PROBLEM TO WORK ON ▸
All of the records listed below should be retyped exactly.

(Figure content listings)
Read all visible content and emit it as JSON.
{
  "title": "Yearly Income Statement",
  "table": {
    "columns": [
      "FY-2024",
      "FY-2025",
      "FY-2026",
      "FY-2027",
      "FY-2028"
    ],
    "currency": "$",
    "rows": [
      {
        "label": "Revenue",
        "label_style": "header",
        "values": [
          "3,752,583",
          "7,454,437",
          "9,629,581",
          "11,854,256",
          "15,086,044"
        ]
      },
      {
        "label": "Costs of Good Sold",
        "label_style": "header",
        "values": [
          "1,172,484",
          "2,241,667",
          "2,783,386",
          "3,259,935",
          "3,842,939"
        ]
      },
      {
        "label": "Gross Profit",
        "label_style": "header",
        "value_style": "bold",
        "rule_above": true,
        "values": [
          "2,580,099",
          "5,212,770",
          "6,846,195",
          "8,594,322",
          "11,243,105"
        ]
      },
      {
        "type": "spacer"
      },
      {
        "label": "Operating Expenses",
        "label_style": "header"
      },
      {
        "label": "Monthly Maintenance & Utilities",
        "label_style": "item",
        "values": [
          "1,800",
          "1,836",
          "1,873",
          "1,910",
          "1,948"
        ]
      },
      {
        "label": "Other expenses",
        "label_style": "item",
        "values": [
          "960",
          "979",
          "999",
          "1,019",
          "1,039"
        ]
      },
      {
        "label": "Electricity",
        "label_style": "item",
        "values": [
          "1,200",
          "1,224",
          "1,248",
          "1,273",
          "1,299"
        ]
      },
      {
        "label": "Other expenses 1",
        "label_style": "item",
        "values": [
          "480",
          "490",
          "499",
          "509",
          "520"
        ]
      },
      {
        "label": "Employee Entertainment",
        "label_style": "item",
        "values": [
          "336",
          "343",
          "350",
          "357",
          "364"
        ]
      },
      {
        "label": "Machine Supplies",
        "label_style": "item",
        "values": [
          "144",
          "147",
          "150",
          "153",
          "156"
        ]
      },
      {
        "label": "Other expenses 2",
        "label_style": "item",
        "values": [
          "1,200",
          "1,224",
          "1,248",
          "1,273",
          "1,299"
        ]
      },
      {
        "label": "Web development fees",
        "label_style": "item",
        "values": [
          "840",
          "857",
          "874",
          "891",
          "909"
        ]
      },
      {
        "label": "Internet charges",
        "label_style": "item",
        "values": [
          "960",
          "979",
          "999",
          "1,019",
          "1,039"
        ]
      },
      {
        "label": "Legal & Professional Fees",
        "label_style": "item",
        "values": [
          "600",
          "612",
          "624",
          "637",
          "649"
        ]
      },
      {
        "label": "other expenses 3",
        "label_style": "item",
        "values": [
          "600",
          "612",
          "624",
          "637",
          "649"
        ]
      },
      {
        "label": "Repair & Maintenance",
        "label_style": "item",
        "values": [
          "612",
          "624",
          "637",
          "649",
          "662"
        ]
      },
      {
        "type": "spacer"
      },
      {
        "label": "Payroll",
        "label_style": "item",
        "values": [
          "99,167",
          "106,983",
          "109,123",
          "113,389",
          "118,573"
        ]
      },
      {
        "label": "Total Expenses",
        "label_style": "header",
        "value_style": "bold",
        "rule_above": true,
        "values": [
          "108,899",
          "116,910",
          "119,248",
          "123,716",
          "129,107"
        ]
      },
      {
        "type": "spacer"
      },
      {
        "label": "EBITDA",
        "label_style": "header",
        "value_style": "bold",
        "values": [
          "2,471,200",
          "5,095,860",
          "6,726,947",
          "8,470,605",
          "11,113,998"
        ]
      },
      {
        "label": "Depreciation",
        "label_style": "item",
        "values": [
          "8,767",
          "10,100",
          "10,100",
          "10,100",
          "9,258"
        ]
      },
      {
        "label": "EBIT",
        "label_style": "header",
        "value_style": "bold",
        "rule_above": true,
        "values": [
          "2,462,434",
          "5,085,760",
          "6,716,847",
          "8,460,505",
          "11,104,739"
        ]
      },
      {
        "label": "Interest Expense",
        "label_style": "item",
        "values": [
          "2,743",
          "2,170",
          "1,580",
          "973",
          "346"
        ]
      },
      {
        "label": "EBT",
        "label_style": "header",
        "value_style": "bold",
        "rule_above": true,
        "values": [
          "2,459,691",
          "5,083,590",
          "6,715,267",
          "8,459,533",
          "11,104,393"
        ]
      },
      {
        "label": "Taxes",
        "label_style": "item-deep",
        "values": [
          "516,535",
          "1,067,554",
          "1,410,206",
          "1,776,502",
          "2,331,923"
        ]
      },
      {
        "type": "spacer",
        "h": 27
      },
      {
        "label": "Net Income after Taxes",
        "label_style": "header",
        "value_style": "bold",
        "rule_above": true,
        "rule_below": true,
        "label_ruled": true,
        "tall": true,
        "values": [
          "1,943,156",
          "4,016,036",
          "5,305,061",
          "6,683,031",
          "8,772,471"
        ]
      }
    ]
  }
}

REPLY ▸
Read all visible content and emit it as JSON.
{
  "title": "Yearly Income Statement",
  "table": {
    "columns": [
      "FY-2024",
      "FY-2025",
      "FY-2026",
      "FY-2027",
      "FY-2028"
    ],
    "currency": "$",
    "rows": [
      {
        "label": "Revenue",
        "label_style": "header",
        "values": [
          "3,752,583",
          "7,454,437",
          "9,629,581",
          "11,854,256",
          "15,086,044"
        ]
      },
      {
        "label": "Costs of Good Sold",
        "label_style": "header",
        "values": [
          "1,172,484",
          "2,241,667",
          "2,783,386",
          "3,259,935",
          "3,842,939"
        ]
      },
      {
        "label": "Gross Profit",
        "label_style": "header",
        "value_style": "bold",
        "rule_above": true,
        "values": [
          "2,580,099",
          "5,212,770",
          "6,846,195",
          "8,594,322",
          "11,243,105"
        ]
      },
      {
        "type": "spacer"
      },
      {
        "label": "Operating Expenses",
        "label_style": "header"
      },
      {
        "label": "Monthly Maintenance & Utilities",
        "label_style": "item",
        "values": [
          "1,800",
          "1,836",
          "1,873",
          "1,910",
          "1,948"
        ]
      },
      {
        "label": "Other expenses",
        "label_style": "item",
        "values": [
          "960",
          "979",
          "999",
          "1,019",
          "1,039"
        ]
      },
      {
        "label": "Electricity",
        "label_style": "item",
        "values": [
          "1,200",
          "1,224",
          "1,248",
          "1,273",
          "1,299"
        ]
      },
      {
        "label": "Other expenses 1",
        "label_style": "item",
        "values": [
          "480",
          "490",
          "499",
          "509",
          "520"
        ]
      },
      {
        "label": "Employee Entertainment",
        "label_style": "item",
        "values": [
          "336",
          "343",
          "350",
          "357",
          "364"
        ]
      },
      {
        "label": "Machine Supplies",
        "label_style": "item",
        "values": [
          "144",
          "147",
          "150",
          "153",
          "156"
        ]
      },
      {
        "label": "Other expenses 2",
        "label_style": "item",
        "values": [
          "1,200",
          "1,224",
          "1,248",
          "1,273",
          "1,299"
        ]
      },
      {
        "label": "Web development fees",
        "label_style": "item",
        "values": [
          "840",
          "857",
          "874",
          "891",
          "909"
        ]
      },
      {
        "label": "Internet charges",
        "label_style": "item",
        "values": [
          "960",
          "979",
          "999",
          "1,019",
          "1,039"
        ]
      },
      {
        "label": "Legal & Professional Fees",
        "label_style": "item",
        "values": [
          "600",
          "612",
          "624",
          "637",
          "649"
        ]
      },
      {
        "label": "other expenses 3",
        "label_style": "item",
        "values": [
          "600",
          "612",
          "624",
          "637",
          "649"
        ]
      },
      {
        "label": "Repair & Maintenance",
        "label_style": "item",
        "values": [
          "612",
          "624",
          "637",
          "649",
          "662"
        ]
      },
      {
        "type": "spacer"
      },
      {
        "label": "Payroll",
        "label_style": "item",
        "values": [
          "99,167",
          "106,983",
          "109,123",
          "113,389",
          "118,573"
        ]
      },
      {
        "label": "Total Expenses",
        "label_style": "header",
        "value_style": "bold",
        "rule_above": true,
        "values": [
          "108,899",
          "116,910",
          "119,248",
          "123,716",
          "129,107"
        ]
      },
      {
        "type": "spacer"
      },
      {
        "label": "EBITDA",
        "label_style": "header",
        "value_style": "bold",
        "values": [
          "2,471,200",
          "5,095,860",
          "6,726,947",
          "8,470,605",
          "11,113,998"
        ]
      },
      {
        "label": "Depreciation",
        "label_style": "item",
        "values": [
          "8,767",
          "10,100",
          "10,100",
          "10,100",
          "9,258"
        ]
      },
      {
        "label": "EBIT",
        "label_style": "header",
        "value_style": "bold",
        "rule_above": true,
        "values": [
          "2,462,434",
          "5,085,760",
          "6,716,847",
          "8,460,505",
          "11,104,739"
        ]
      },
      {
        "label": "Interest Expense",
        "label_style": "item",
        "values": [
          "2,743",
          "2,170",
          "1,580",
          "973",
          "346"
        ]
      },
      {
        "label": "EBT",
        "label_style": "header",
        "value_style": "bold",
        "rule_above": true,
        "values": [
          "2,459,691",
          "5,083,590",
          "6,715,267",
          "8,459,533",
          "11,104,393"
        ]
      },
      {
        "label": "Taxes",
        "label_style": "item-deep",
        "values": [
          "516,535",
          "1,067,554",
          "1,410,206",
          "1,776,502",
          "2,331,923"
        ]
      },
      {
        "type": "spacer",
        "h": 27
      },
      {
        "label": "Net Income after Taxes",
        "label_style": "header",
        "value_style": "bold",
        "rule_above": true,
        "rule_below": true,
        "label_ruled": true,
        "tall": true,
        "values": [
          "1,943,156",
          "4,016,036",
          "5,305,061",
          "6,683,031",
          "8,772,471"
        ]
      }
    ]
  }
}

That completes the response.